◆ **TASK OBJECTIVE**: Reproduce every line of the records below word for word, changing nothing.

Stored items
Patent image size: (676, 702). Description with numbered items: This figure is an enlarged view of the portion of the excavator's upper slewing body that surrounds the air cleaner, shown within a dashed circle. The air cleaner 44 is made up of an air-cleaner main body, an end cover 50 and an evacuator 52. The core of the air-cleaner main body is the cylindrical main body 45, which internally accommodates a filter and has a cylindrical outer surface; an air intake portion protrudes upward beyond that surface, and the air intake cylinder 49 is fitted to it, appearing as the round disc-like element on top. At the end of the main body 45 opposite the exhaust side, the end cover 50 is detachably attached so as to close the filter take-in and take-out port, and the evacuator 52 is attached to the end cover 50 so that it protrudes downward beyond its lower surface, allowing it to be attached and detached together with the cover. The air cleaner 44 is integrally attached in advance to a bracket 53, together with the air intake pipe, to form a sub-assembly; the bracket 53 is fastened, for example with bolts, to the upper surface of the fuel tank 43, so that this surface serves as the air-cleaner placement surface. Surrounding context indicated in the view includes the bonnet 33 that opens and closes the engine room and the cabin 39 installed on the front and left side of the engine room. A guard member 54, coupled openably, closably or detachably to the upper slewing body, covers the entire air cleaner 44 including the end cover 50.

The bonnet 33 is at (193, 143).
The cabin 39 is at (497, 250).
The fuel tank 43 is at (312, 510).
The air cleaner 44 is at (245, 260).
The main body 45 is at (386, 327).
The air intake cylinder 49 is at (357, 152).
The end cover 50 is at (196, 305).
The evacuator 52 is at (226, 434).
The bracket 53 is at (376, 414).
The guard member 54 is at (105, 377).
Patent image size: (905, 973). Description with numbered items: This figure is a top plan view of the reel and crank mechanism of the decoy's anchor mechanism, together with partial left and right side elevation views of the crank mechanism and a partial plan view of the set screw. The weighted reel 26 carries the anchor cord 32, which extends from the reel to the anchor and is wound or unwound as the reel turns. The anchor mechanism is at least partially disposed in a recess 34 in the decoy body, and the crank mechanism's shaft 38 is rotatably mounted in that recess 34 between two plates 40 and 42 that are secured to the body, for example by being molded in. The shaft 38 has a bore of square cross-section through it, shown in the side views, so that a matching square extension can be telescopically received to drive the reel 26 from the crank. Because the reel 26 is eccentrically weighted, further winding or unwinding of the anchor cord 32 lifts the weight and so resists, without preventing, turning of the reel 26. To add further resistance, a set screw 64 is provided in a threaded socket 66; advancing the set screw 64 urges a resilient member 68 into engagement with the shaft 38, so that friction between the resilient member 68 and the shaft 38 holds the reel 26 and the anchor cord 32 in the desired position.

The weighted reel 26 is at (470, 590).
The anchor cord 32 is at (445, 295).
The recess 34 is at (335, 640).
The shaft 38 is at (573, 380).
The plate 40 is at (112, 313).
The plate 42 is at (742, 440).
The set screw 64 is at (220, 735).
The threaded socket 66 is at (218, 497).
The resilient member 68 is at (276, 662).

◆ **EXERCISE SOLUTION**:
Patent image size: (676, 702). Description with numbered items: This figure is an enlarged view of the portion of the excavator's upper slewing body that surrounds the air cleaner, shown within a dashed circle. The air cleaner 44 is made up of an air-cleaner main body, an end cover 50 and an evacuator 52. The core of the air-cleaner main body is the cylindrical main body 45, which internally accommodates a filter and has a cylindrical outer surface; an air intake portion protrudes upward beyond that surface, and the air intake cylinder 49 is fitted to it, appearing as the round disc-like element on top. At the end of the main body 45 opposite the exhaust side, the end cover 50 is detachably attached so as to close the filter take-in and take-out port, and the evacuator 52 is attached to the end cover 50 so that it protrudes downward beyond its lower surface, allowing it to be attached and detached together with the cover. The air cleaner 44 is integrally attached in advance to a bracket 53, together with the air intake pipe, to form a sub-assembly; the bracket 53 is fastened, for example with bolts, to the upper surface of the fuel tank 43, so that this surface serves as the air-cleaner placement surface. Surrounding context indicated in the view includes the bonnet 33 that opens and closes the engine room and the cabin 39 installed on the front and left side of the engine room. A guard member 54, coupled openably, closably or detachably to the upper slewing body, covers the entire air cleaner 44 including the end cover 50.

The bonnet 33 is at (193, 143).
The cabin 39 is at (497, 250).
The fuel tank 43 is at (312, 510).
The air cleaner 44 is at (245, 260).
The main body 45 is at (386, 327).
The air intake cylinder 49 is at (357, 152).
The end cover 50 is at (196, 305).
The evacuator 52 is at (226, 434).
The bracket 53 is at (376, 414).
The guard member 54 is at (105, 377).
Patent image size: (905, 973). Description with numbered items: This figure is a top plan view of the reel and crank mechanism of the decoy's anchor mechanism, together with partial left and right side elevation views of the crank mechanism and a partial plan view of the set screw. The weighted reel 26 carries the anchor cord 32, which extends from the reel to the anchor and is wound or unwound as the reel turns. The anchor mechanism is at least partially disposed in a recess 34 in the decoy body, and the crank mechanism's shaft 38 is rotatably mounted in that recess 34 between two plates 40 and 42 that are secured to the body, for example by being molded in. The shaft 38 has a bore of square cross-section through it, shown in the side views, so that a matching square extension can be telescopically received to drive the reel 26 from the crank. Because the reel 26 is eccentrically weighted, further winding or unwinding of the anchor cord 32 lifts the weight and so resists, without preventing, turning of the reel 26. To add further resistance, a set screw 64 is provided in a threaded socket 66; advancing the set screw 64 urges a resilient member 68 into engagement with the shaft 38, so that friction between the resilient member 68 and the shaft 38 holds the reel 26 and the anchor cord 32 in the desired position.

The weighted reel 26 is at (470, 590).
The anchor cord 32 is at (445, 295).
The recess 34 is at (335, 640).
The shaft 38 is at (573, 380).
The plate 40 is at (112, 313).
The plate 42 is at (742, 440).
The set screw 64 is at (220, 735).
The threaded socket 66 is at (218, 497).
The resilient member 68 is at (276, 662).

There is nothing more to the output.